> Dataset excerpts:
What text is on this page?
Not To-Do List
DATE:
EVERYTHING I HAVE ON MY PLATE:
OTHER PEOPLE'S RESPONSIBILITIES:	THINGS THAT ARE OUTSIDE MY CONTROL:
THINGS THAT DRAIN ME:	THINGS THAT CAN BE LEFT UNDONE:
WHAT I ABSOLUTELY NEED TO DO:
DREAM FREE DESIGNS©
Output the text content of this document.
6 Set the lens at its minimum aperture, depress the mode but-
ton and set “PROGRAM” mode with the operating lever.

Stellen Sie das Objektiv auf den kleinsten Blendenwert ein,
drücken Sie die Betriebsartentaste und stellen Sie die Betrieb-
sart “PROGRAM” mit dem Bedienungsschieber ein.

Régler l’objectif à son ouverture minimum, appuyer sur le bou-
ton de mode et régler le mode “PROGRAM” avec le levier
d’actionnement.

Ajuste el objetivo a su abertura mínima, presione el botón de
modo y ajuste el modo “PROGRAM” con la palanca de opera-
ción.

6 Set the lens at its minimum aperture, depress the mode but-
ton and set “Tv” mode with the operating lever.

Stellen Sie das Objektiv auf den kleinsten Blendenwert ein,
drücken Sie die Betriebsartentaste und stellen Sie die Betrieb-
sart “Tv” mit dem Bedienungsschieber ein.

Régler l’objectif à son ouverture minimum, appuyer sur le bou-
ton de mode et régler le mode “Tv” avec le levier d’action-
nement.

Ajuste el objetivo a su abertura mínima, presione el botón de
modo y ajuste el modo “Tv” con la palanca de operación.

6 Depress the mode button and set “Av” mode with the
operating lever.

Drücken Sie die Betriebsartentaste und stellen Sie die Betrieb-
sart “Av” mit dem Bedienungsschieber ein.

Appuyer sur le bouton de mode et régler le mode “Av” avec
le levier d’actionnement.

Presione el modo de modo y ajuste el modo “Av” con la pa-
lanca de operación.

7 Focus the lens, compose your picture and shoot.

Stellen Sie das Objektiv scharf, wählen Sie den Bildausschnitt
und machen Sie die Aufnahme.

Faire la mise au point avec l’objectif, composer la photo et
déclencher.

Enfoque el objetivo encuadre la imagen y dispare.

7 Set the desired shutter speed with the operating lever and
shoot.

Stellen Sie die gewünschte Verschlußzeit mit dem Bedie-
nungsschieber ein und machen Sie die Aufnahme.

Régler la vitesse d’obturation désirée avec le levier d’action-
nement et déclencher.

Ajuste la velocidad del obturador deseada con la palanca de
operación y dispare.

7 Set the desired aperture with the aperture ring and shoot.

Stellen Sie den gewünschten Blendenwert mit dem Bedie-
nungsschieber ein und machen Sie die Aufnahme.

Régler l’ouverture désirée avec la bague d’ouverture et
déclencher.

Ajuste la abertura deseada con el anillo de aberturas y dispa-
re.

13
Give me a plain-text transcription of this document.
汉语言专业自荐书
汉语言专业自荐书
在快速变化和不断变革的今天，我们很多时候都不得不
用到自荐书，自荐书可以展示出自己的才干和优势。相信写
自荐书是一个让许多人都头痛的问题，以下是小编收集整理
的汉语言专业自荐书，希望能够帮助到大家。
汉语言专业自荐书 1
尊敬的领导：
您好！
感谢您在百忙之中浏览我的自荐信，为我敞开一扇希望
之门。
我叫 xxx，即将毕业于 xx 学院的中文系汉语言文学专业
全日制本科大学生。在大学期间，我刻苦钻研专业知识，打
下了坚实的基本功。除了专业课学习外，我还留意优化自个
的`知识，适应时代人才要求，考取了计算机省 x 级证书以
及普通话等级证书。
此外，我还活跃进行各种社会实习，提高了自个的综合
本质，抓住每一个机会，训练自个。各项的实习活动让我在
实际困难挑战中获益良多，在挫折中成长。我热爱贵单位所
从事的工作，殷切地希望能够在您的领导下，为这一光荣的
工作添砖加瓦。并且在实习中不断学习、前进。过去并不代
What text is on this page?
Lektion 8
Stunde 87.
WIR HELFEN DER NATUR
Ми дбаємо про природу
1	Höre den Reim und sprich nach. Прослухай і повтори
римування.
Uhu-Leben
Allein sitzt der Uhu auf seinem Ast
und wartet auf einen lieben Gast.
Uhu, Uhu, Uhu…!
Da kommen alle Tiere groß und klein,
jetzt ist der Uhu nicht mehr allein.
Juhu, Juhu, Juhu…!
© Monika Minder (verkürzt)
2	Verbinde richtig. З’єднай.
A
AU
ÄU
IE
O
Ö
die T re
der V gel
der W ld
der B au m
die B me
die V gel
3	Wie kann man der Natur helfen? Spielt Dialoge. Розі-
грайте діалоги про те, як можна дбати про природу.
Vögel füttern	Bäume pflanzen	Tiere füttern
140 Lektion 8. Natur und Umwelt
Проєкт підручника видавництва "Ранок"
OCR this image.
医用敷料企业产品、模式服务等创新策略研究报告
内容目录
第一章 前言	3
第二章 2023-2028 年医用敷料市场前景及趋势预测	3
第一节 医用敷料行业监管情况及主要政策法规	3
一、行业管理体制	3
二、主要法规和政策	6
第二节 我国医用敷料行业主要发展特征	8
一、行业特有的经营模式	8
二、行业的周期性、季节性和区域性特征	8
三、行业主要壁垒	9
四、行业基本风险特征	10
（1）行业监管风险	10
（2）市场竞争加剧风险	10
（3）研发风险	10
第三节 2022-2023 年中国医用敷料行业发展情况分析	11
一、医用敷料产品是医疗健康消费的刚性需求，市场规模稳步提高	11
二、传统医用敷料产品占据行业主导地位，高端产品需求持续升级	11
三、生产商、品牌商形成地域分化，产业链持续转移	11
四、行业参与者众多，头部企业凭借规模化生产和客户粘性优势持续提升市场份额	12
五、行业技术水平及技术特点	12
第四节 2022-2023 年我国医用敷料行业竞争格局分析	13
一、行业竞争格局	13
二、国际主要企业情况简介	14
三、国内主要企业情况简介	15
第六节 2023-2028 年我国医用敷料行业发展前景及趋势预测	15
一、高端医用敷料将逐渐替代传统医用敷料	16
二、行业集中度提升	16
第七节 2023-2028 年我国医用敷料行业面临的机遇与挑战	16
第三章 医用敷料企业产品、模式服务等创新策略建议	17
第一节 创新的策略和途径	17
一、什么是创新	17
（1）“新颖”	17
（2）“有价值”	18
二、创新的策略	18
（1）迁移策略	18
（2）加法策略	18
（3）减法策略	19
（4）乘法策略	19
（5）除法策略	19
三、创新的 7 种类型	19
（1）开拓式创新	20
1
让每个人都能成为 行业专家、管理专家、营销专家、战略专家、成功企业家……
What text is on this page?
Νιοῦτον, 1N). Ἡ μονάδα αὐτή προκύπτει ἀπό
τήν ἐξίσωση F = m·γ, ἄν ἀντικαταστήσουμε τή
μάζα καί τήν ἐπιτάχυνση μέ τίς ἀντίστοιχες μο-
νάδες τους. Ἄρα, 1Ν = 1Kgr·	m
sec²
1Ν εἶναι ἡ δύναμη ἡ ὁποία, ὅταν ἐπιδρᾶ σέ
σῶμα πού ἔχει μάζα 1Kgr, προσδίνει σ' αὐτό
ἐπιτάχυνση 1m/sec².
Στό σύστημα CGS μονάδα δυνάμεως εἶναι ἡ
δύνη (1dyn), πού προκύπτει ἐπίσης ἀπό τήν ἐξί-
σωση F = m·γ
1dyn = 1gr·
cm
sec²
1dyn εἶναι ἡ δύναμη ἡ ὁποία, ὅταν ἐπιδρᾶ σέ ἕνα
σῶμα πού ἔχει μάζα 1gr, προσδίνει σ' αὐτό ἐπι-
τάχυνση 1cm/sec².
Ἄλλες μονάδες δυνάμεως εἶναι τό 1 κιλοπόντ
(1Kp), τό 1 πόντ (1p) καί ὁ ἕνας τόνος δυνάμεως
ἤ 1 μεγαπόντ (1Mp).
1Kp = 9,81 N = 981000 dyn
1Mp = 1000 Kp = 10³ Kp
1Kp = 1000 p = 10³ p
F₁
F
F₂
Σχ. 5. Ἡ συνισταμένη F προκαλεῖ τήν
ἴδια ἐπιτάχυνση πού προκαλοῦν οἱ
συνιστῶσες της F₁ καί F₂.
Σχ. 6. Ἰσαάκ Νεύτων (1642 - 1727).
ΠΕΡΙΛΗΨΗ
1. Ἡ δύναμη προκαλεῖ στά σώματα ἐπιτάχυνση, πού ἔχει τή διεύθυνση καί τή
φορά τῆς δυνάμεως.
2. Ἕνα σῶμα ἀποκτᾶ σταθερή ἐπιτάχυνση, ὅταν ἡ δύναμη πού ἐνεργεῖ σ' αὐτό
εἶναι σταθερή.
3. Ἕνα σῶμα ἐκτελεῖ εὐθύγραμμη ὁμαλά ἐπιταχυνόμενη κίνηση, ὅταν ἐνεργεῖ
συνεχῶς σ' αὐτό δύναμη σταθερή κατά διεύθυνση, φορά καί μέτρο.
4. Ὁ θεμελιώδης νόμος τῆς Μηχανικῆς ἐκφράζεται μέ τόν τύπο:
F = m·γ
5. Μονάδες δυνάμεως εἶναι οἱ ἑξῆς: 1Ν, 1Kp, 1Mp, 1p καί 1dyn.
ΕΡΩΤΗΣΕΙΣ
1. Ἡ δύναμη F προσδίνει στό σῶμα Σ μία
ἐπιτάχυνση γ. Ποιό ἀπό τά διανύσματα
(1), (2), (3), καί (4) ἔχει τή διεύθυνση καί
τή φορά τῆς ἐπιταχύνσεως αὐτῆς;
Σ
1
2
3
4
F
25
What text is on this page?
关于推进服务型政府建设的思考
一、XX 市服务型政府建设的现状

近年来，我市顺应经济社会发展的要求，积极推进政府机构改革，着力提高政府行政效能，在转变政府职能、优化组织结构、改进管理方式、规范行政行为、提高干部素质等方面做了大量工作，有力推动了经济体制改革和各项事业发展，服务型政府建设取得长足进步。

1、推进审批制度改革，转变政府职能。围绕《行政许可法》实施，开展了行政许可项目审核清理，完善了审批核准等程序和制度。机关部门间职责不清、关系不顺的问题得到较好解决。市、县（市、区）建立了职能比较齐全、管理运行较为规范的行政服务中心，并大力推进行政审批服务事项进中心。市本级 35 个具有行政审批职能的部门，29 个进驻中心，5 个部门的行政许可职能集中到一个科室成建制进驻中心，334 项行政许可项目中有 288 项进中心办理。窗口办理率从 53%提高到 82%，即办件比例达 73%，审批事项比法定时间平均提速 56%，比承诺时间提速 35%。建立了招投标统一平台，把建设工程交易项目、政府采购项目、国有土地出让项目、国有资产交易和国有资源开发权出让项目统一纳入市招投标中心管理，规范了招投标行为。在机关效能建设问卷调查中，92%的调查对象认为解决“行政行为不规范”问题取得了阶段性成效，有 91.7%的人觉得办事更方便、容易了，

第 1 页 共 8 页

> Short exercise: Examine the records and pull out every line where the string "Tiere" occurs.

> Written response:
Da kommen alle Tiere groß und klein,
Vögel füttern	Bäume pflanzen	Tiere füttern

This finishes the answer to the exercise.